Search the material for the word "left" and report each line where it turns up.
>> begin THE RECORDS
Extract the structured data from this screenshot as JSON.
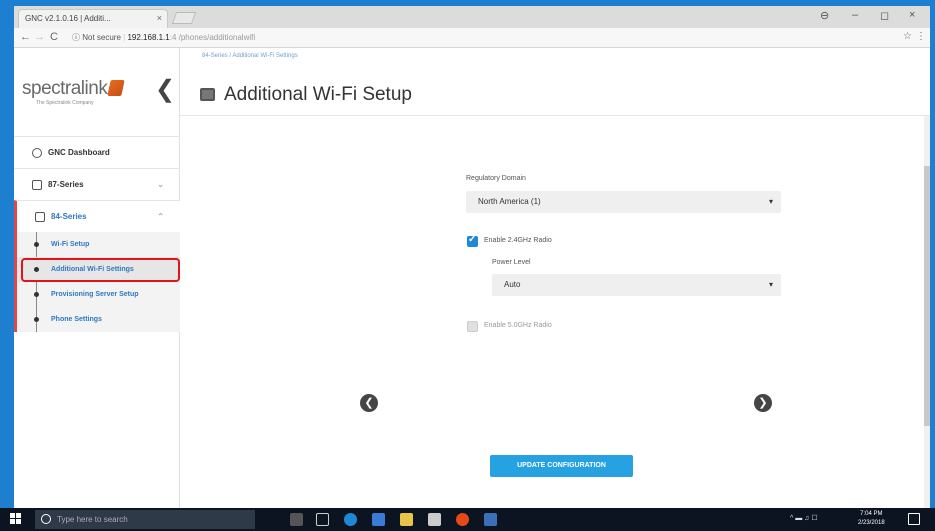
{
  "browser": {
    "tab_title": "GNC v2.1.0.16 | Additi...",
    "tab_close": "×",
    "security_label": "Not secure",
    "url_host": "192.168.1.1",
    "url_path": ":4 /phones/additionalwifi",
    "back": "←",
    "forward": "→",
    "reload": "C",
    "info_icon": "ⓘ",
    "star": "☆",
    "menu": "⋮",
    "profile": "⊖",
    "minimize": "–",
    "maximize": "◻",
    "close": "×"
  },
  "sidebar": {
    "logo_text": "spectralink",
    "logo_sub": "The Spectralink Company",
    "collapse": "❮",
    "items": [
      {
        "label": "GNC Dashboard"
      },
      {
        "label": "87-Series",
        "chevron": "⌄"
      },
      {
        "label": "84-Series",
        "chevron": "⌃"
      }
    ],
    "sub_items": [
      {
        "label": "Wi-Fi Setup"
      },
      {
        "label": "Additional Wi-Fi Settings"
      },
      {
        "label": "Provisioning Server Setup"
      },
      {
        "label": "Phone Settings"
      }
    ]
  },
  "header": {
    "breadcrumb": "84-Series / Additional Wi-Fi Settings",
    "title": "Additional Wi-Fi Setup"
  },
  "form": {
    "regulatory_label": "Regulatory Domain",
    "regulatory_value": "North America (1)",
    "enable_24_label": "Enable 2.4GHz Radio",
    "enable_24_checked": true,
    "power_label": "Power Level",
    "power_value": "Auto",
    "enable_5_label": "Enable 5.0GHz Radio",
    "enable_5_checked": false,
    "caret": "▾",
    "update_button": "UPDATE CONFIGURATION"
  },
  "nav_arrows": {
    "prev": "❮",
    "next": "❯"
  },
  "taskbar": {
    "search_placeholder": "Type here to search",
    "time": "7:04 PM",
    "date": "2/23/2018",
    "tray_icons": "^  ▬  ♫  ☐"
  },
  "colors": {
    "accent": "#2e79c0",
    "highlight_red": "#e0151b",
    "button_blue": "#26a2e3"
  }
}
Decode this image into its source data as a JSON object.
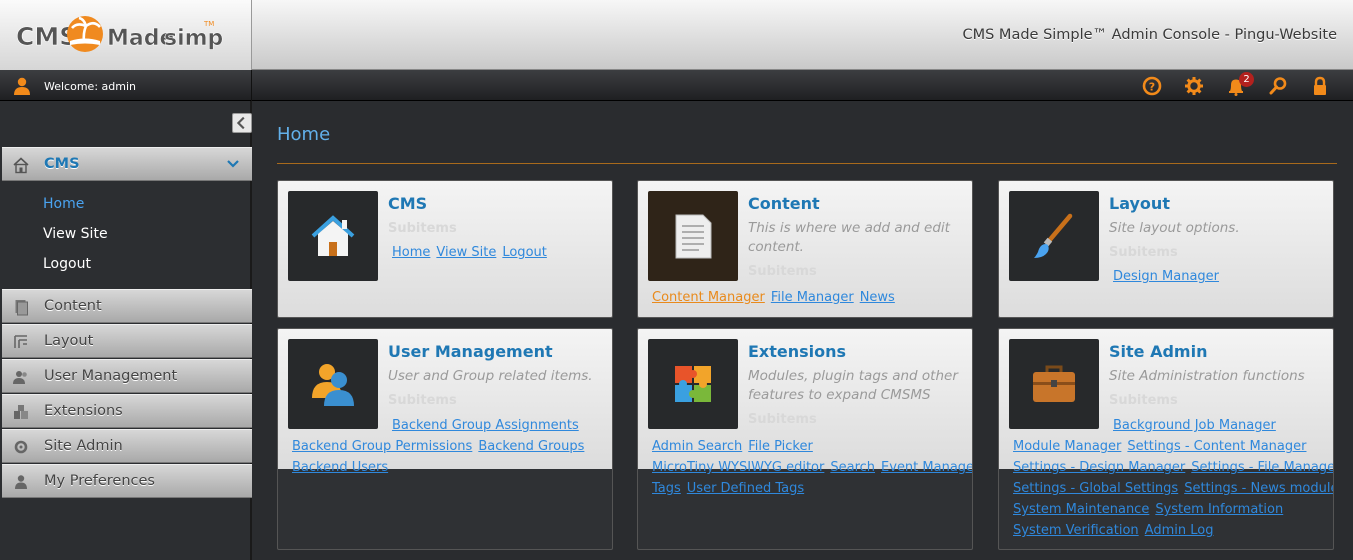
{
  "header": {
    "logo_text": "CMS Made Simple",
    "console_title": "CMS Made Simple™ Admin Console - Pingu-Website"
  },
  "userbar": {
    "welcome": "Welcome: admin",
    "notification_count": "2",
    "tools": [
      "help-icon",
      "settings-icon",
      "notifications-icon",
      "search-icon",
      "logout-lock-icon"
    ]
  },
  "sidebar": {
    "cms": {
      "label": "CMS",
      "children": [
        "Home",
        "View Site",
        "Logout"
      ]
    },
    "sections": [
      "Content",
      "Layout",
      "User Management",
      "Extensions",
      "Site Admin",
      "My Preferences"
    ]
  },
  "main": {
    "title": "Home"
  },
  "cards": [
    {
      "title": "CMS",
      "description": "",
      "subitems": "Subitems",
      "links": [
        "Home",
        "View Site",
        "Logout"
      ]
    },
    {
      "title": "Content",
      "description": "This is where we add and edit content.",
      "subitems": "Subitems",
      "links": [
        "Content Manager",
        "File Manager",
        "News"
      ]
    },
    {
      "title": "Layout",
      "description": "Site layout options.",
      "subitems": "Subitems",
      "links": [
        "Design Manager"
      ]
    },
    {
      "title": "User Management",
      "description": "User and Group related items.",
      "subitems": "Subitems",
      "links": [
        "Backend Group Assignments",
        "Backend Group Permissions",
        "Backend Groups",
        "Backend Users"
      ]
    },
    {
      "title": "Extensions",
      "description": "Modules, plugin tags and other features to expand CMSMS",
      "subitems": "Subitems",
      "links": [
        "Admin Search",
        "File Picker",
        "MicroTiny WYSIWYG editor",
        "Search",
        "Event Manager",
        "Tags",
        "User Defined Tags"
      ]
    },
    {
      "title": "Site Admin",
      "description": "Site Administration functions",
      "subitems": "Subitems",
      "links": [
        "Background Job Manager",
        "Module Manager",
        "Settings - Content Manager",
        "Settings - Design Manager",
        "Settings - File Manager",
        "Settings - Global Settings",
        "Settings - News module",
        "System Maintenance",
        "System Information",
        "System Verification",
        "Admin Log"
      ]
    }
  ],
  "colors": {
    "accent": "#1f78b4",
    "link": "#2f88dc",
    "active_link": "#e98a1c",
    "orange": "#f28a1a"
  }
}
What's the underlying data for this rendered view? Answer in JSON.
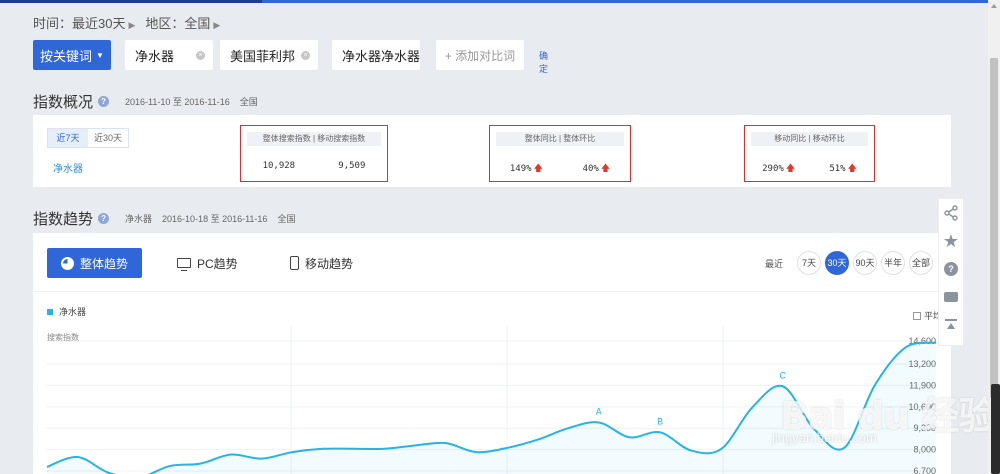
{
  "filters": {
    "time_label": "时间：最近30天",
    "region_label": "地区：全国"
  },
  "keyword_bar": {
    "mode_button": "按关键词",
    "keywords": [
      "净水器",
      "美国菲利邦",
      "净水器净水器"
    ],
    "add_compare": "+ 添加对比词",
    "confirm": "确定"
  },
  "overview": {
    "title": "指数概况",
    "date_range": "2016-11-10 至 2016-11-16",
    "region": "全国",
    "period_tabs": [
      "近7天",
      "近30天"
    ],
    "keyword": "净水器",
    "groups": [
      {
        "header": "整体搜索指数  |  移动搜索指数",
        "values": [
          "10,928",
          "9,509"
        ],
        "arrows": [
          false,
          false
        ]
      },
      {
        "header": "整体同比  |  整体环比",
        "values": [
          "149%",
          "40%"
        ],
        "arrows": [
          true,
          true
        ]
      },
      {
        "header": "移动同比  |  移动环比",
        "values": [
          "290%",
          "51%"
        ],
        "arrows": [
          true,
          true
        ]
      }
    ]
  },
  "trend": {
    "title": "指数趋势",
    "keyword": "净水器",
    "date_range": "2016-10-18 至 2016-11-16",
    "region": "全国",
    "tabs": [
      "整体趋势",
      "PC趋势",
      "移动趋势"
    ],
    "range_label": "最近",
    "range_options": [
      "7天",
      "30天",
      "90天",
      "半年",
      "全部"
    ],
    "active_range": "30天",
    "legend": "净水器",
    "average_toggle": "平均值",
    "y_axis_label": "搜索指数"
  },
  "chart_data": {
    "type": "line",
    "series": [
      {
        "name": "净水器",
        "values": [
          6950,
          7550,
          6600,
          6300,
          7000,
          7150,
          7700,
          7450,
          7850,
          8050,
          8050,
          8050,
          8250,
          8400,
          7850,
          8100,
          8600,
          9300,
          9650,
          8750,
          9050,
          7950,
          8050,
          10550,
          11850,
          9300,
          8100,
          11900,
          14200,
          14500
        ]
      }
    ],
    "y_ticks": [
      14600,
      13200,
      11900,
      10600,
      9300,
      8000,
      6700
    ],
    "ylim": [
      6700,
      14600
    ],
    "annotations": [
      {
        "label": "A",
        "index": 18
      },
      {
        "label": "B",
        "index": 20
      },
      {
        "label": "C",
        "index": 24
      }
    ],
    "ylabel": "搜索指数",
    "grid": true,
    "legend": "top-left"
  },
  "watermark": {
    "logo": "Bai du 经验",
    "url": "jingyan.baidu.com"
  },
  "colors": {
    "accent": "#2f66d8",
    "series": "#28b3e6",
    "highlight": "#e02e2e",
    "up_arrow": "#e0382e"
  },
  "side_tools": [
    "share-icon",
    "star-icon",
    "help-icon",
    "comment-icon",
    "back-to-top-icon"
  ]
}
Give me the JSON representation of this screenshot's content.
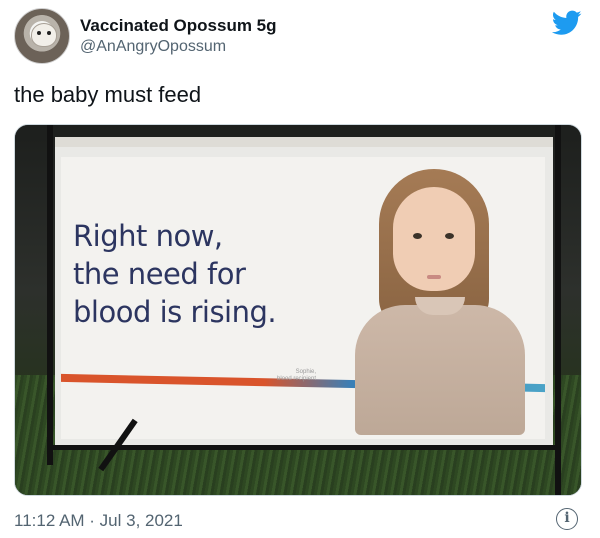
{
  "tweet": {
    "display_name": "Vaccinated Opossum 5g",
    "handle": "@AnAngryOpossum",
    "text": "the baby must feed",
    "timestamp": "11:12 AM · Jul 3, 2021"
  },
  "photo": {
    "sign_lines": [
      "Right now,",
      "the need for",
      "blood is rising."
    ],
    "credit_lines": [
      "Sophie,",
      "blood recipient"
    ]
  },
  "icons": {
    "brand": "twitter-bird-icon",
    "info": "info-icon",
    "brand_color": "#1d9bf0",
    "info_glyph": "i"
  },
  "colors": {
    "name_text": "#0f1419",
    "secondary_text": "#536471",
    "sign_text": "#2c3560"
  }
}
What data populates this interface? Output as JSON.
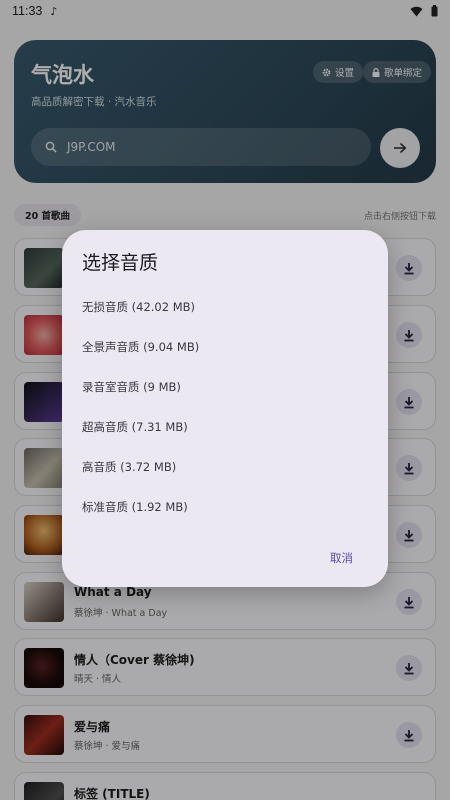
{
  "status": {
    "time": "11:33"
  },
  "hero": {
    "title": "气泡水",
    "subtitle": "高品质解密下载 · 汽水音乐",
    "settings_label": "设置",
    "bind_label": "歌单绑定",
    "search_value": "J9P.COM"
  },
  "list": {
    "count_label": "20 首歌曲",
    "hint": "点击右侧按钮下载",
    "songs": [
      {
        "name": "",
        "meta": ""
      },
      {
        "name": "",
        "meta": ""
      },
      {
        "name": "",
        "meta": ""
      },
      {
        "name": "",
        "meta": ""
      },
      {
        "name": "",
        "meta": ""
      },
      {
        "name": "What a Day",
        "meta": "蔡徐坤 · What a Day"
      },
      {
        "name": "情人（Cover 蔡徐坤)",
        "meta": "晴天 · 情人"
      },
      {
        "name": "爱与痛",
        "meta": "蔡徐坤 · 爱与痛"
      },
      {
        "name": "标签 (TITLE)",
        "meta": ""
      }
    ]
  },
  "dialog": {
    "title": "选择音质",
    "options": [
      "无损音质 (42.02 MB)",
      "全景声音质 (9.04 MB)",
      "录音室音质 (9 MB)",
      "超高音质 (7.31 MB)",
      "高音质 (3.72 MB)",
      "标准音质 (1.92 MB)"
    ],
    "cancel_label": "取消"
  },
  "icons": {
    "status_music": "music-note-icon",
    "wifi": "wifi-icon",
    "battery": "battery-icon",
    "settings": "gear-icon",
    "bind": "lock-icon",
    "search": "search-icon",
    "go": "arrow-right-icon",
    "download": "download-icon"
  },
  "colors": {
    "hero_bg": "#2e4b5c",
    "dialog_bg": "#ece8f2",
    "accent": "#5b4ba8"
  }
}
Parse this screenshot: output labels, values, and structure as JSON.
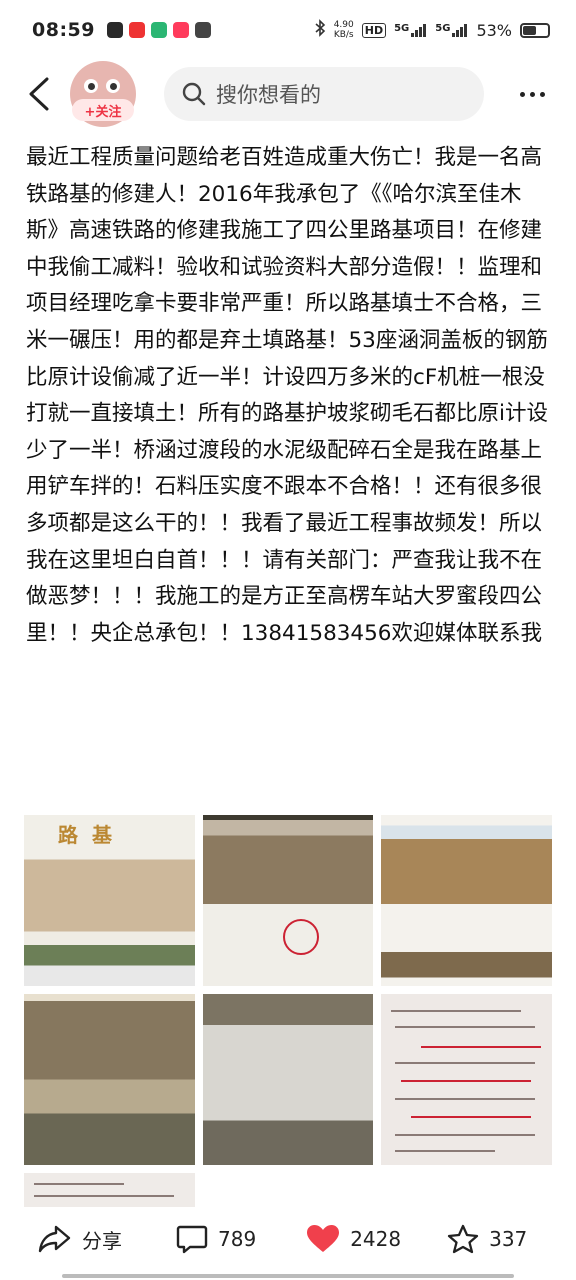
{
  "status_bar": {
    "time": "08:59",
    "net_speed_value": "4.90",
    "net_speed_unit": "KB/s",
    "signal_1": "5G",
    "signal_2": "5G",
    "hd_badge": "HD",
    "battery_percent": "53%",
    "battery_level": 0.53,
    "icons": [
      "bluetooth-icon",
      "hd-icon",
      "signal-icon",
      "signal-icon",
      "battery-icon"
    ]
  },
  "header": {
    "follow_label": "+关注",
    "search_placeholder": "搜你想看的",
    "icons": [
      "back-arrow-icon",
      "search-icon",
      "more-icon"
    ]
  },
  "post": {
    "text": "最近工程质量问题给老百姓造成重大伤亡！我是一名高铁路基的修建人！2016年我承包了《《哈尔滨至佳木斯》高速铁路的修建我施工了四公里路基项目！在修建中我偷工减料！验收和试验资料大部分造假！！监理和项目经理吃拿卡要非常严重！所以路基填士不合格，三米一碾压！用的都是弃土填路基！53座涵洞盖板的钢筋比原计设偷减了近一半！计设四万多米的cF机桩一根没打就一直接填土！所有的路基护坡浆砌毛石都比原i计设少了一半！桥涵过渡段的水泥级配碎石全是我在路基上用铲车拌的！石料压实度不跟本不合格！！还有很多很多项都是这么干的！！我看了最近工程事故频发！所以我在这里坦白自首！！！请有关部门：严查我让我不在做恶梦！！！我施工的是方正至高楞车站大罗蜜段四公里！！央企总承包！！13841583456欢迎媒体联系我"
  },
  "images": {
    "photo1_label": "路基"
  },
  "actions": {
    "share_label": "分享",
    "comment_count": "789",
    "like_count": "2428",
    "favorite_count": "337",
    "like_color": "#f0404c"
  }
}
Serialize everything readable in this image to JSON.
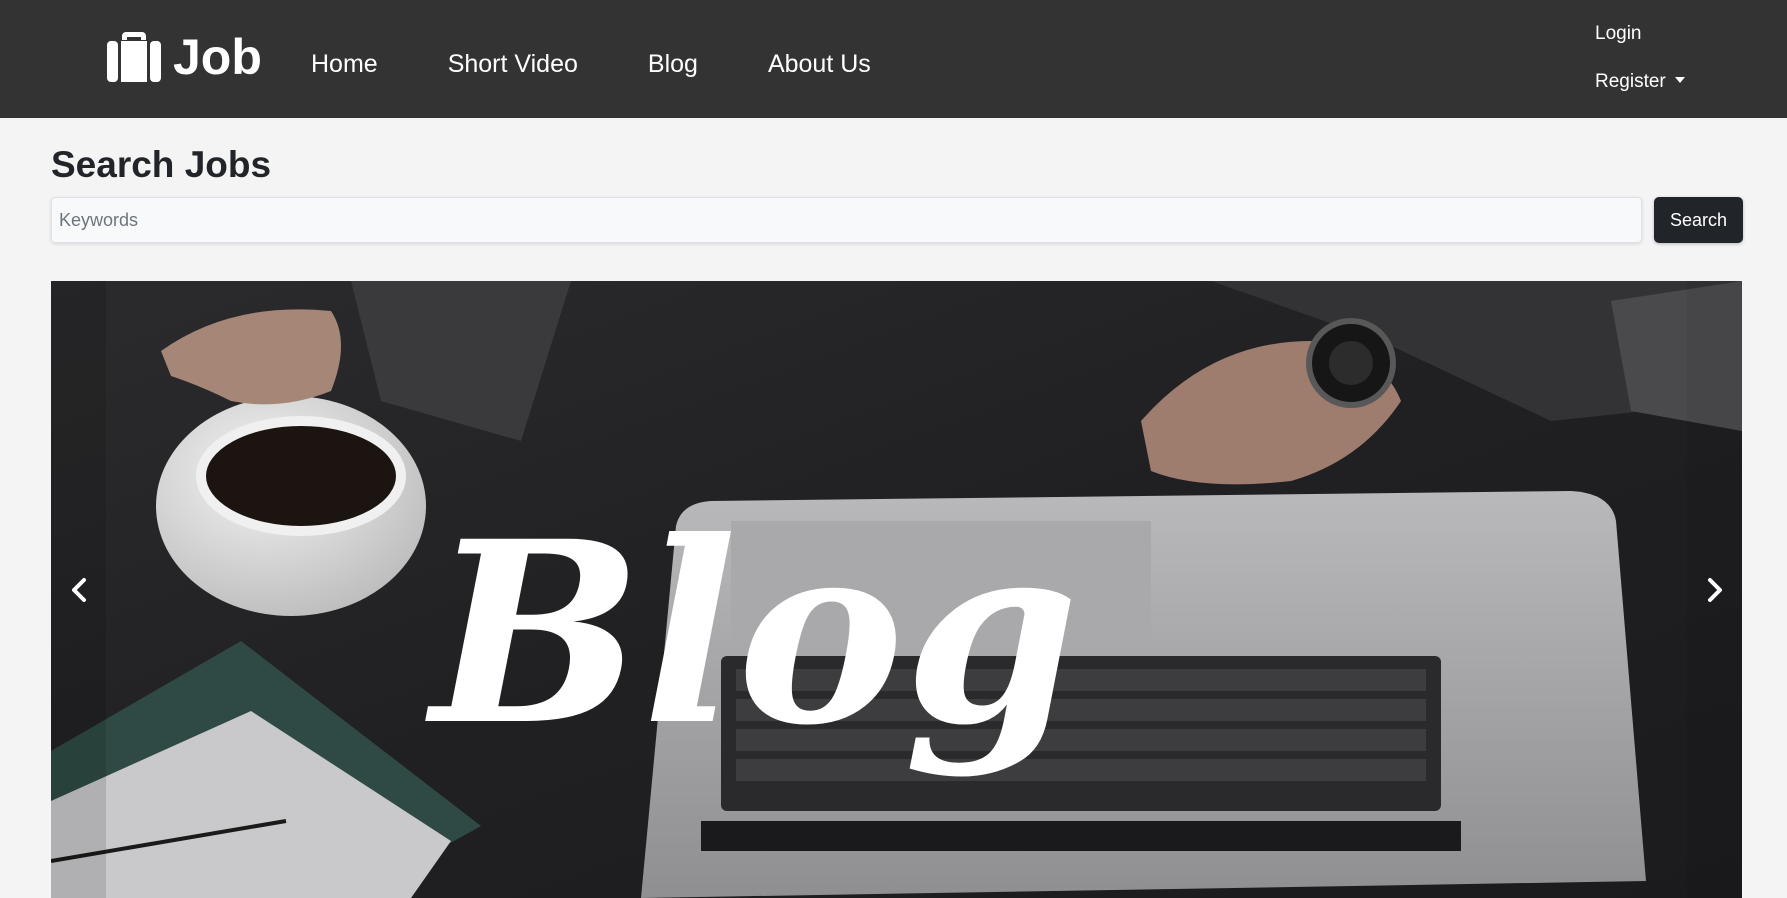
{
  "brand": {
    "name": "Job",
    "icon": "briefcase-icon"
  },
  "nav": {
    "items": [
      {
        "label": "Home"
      },
      {
        "label": "Short Video"
      },
      {
        "label": "Blog"
      },
      {
        "label": "About Us"
      }
    ]
  },
  "auth": {
    "login_label": "Login",
    "register_label": "Register"
  },
  "search": {
    "title": "Search Jobs",
    "placeholder": "Keywords",
    "value": "",
    "button_label": "Search"
  },
  "carousel": {
    "slide_text": "Blog",
    "prev_icon": "chevron-left-icon",
    "next_icon": "chevron-right-icon"
  },
  "colors": {
    "navbar_bg": "#333333",
    "page_bg": "#f4f4f4",
    "button_bg": "#212529",
    "text_primary": "#212529"
  }
}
>> end THE RECORDS
RESULT →
    "legend": "top-left"
    "prev_icon": "chevron-left-icon",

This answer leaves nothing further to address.